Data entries
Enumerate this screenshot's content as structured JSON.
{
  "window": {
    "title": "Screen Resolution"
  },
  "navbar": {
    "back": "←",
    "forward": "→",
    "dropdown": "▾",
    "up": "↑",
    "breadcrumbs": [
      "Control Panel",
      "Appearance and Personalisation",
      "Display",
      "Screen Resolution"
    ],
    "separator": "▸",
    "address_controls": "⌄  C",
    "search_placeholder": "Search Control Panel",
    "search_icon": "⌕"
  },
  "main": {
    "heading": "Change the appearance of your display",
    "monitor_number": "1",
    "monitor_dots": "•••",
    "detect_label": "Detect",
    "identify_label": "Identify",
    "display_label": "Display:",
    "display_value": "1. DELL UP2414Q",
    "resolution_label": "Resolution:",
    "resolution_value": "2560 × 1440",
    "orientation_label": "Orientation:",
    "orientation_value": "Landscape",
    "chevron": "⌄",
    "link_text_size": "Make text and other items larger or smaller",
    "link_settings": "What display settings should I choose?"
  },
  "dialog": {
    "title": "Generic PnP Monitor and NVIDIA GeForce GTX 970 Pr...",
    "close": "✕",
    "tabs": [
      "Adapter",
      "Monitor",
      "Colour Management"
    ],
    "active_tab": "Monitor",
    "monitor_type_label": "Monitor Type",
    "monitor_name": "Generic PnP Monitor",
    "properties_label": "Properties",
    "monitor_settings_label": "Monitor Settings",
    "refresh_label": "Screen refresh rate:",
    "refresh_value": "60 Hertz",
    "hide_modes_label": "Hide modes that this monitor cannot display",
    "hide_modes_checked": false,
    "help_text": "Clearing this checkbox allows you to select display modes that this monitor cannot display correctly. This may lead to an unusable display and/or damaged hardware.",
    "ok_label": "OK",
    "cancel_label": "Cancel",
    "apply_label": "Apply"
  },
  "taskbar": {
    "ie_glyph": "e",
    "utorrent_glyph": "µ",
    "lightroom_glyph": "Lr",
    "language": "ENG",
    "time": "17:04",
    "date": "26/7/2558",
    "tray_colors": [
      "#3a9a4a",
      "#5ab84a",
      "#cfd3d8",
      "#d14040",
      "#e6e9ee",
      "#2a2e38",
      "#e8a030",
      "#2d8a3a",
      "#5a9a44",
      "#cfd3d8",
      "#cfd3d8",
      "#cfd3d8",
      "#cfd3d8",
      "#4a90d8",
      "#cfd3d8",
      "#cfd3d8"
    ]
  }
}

**PROBLEM**
Without leaving anything out, quote all the data.

**ANSWER IN FULL**
Enumerate this screenshot's content as structured JSON.
{
  "window": {
    "title": "Screen Resolution"
  },
  "navbar": {
    "back": "←",
    "forward": "→",
    "dropdown": "▾",
    "up": "↑",
    "breadcrumbs": [
      "Control Panel",
      "Appearance and Personalisation",
      "Display",
      "Screen Resolution"
    ],
    "separator": "▸",
    "address_controls": "⌄  C",
    "search_placeholder": "Search Control Panel",
    "search_icon": "⌕"
  },
  "main": {
    "heading": "Change the appearance of your display",
    "monitor_number": "1",
    "monitor_dots": "•••",
    "detect_label": "Detect",
    "identify_label": "Identify",
    "display_label": "Display:",
    "display_value": "1. DELL UP2414Q",
    "resolution_label": "Resolution:",
    "resolution_value": "2560 × 1440",
    "orientation_label": "Orientation:",
    "orientation_value": "Landscape",
    "chevron": "⌄",
    "link_text_size": "Make text and other items larger or smaller",
    "link_settings": "What display settings should I choose?"
  },
  "dialog": {
    "title": "Generic PnP Monitor and NVIDIA GeForce GTX 970 Pr...",
    "close": "✕",
    "tabs": [
      "Adapter",
      "Monitor",
      "Colour Management"
    ],
    "active_tab": "Monitor",
    "monitor_type_label": "Monitor Type",
    "monitor_name": "Generic PnP Monitor",
    "properties_label": "Properties",
    "monitor_settings_label": "Monitor Settings",
    "refresh_label": "Screen refresh rate:",
    "refresh_value": "60 Hertz",
    "hide_modes_label": "Hide modes that this monitor cannot display",
    "hide_modes_checked": false,
    "help_text": "Clearing this checkbox allows you to select display modes that this monitor cannot display correctly. This may lead to an unusable display and/or damaged hardware.",
    "ok_label": "OK",
    "cancel_label": "Cancel",
    "apply_label": "Apply"
  },
  "taskbar": {
    "ie_glyph": "e",
    "utorrent_glyph": "µ",
    "lightroom_glyph": "Lr",
    "language": "ENG",
    "time": "17:04",
    "date": "26/7/2558",
    "tray_colors": [
      "#3a9a4a",
      "#5ab84a",
      "#cfd3d8",
      "#d14040",
      "#e6e9ee",
      "#2a2e38",
      "#e8a030",
      "#2d8a3a",
      "#5a9a44",
      "#cfd3d8",
      "#cfd3d8",
      "#cfd3d8",
      "#cfd3d8",
      "#4a90d8",
      "#cfd3d8",
      "#cfd3d8"
    ]
  }
}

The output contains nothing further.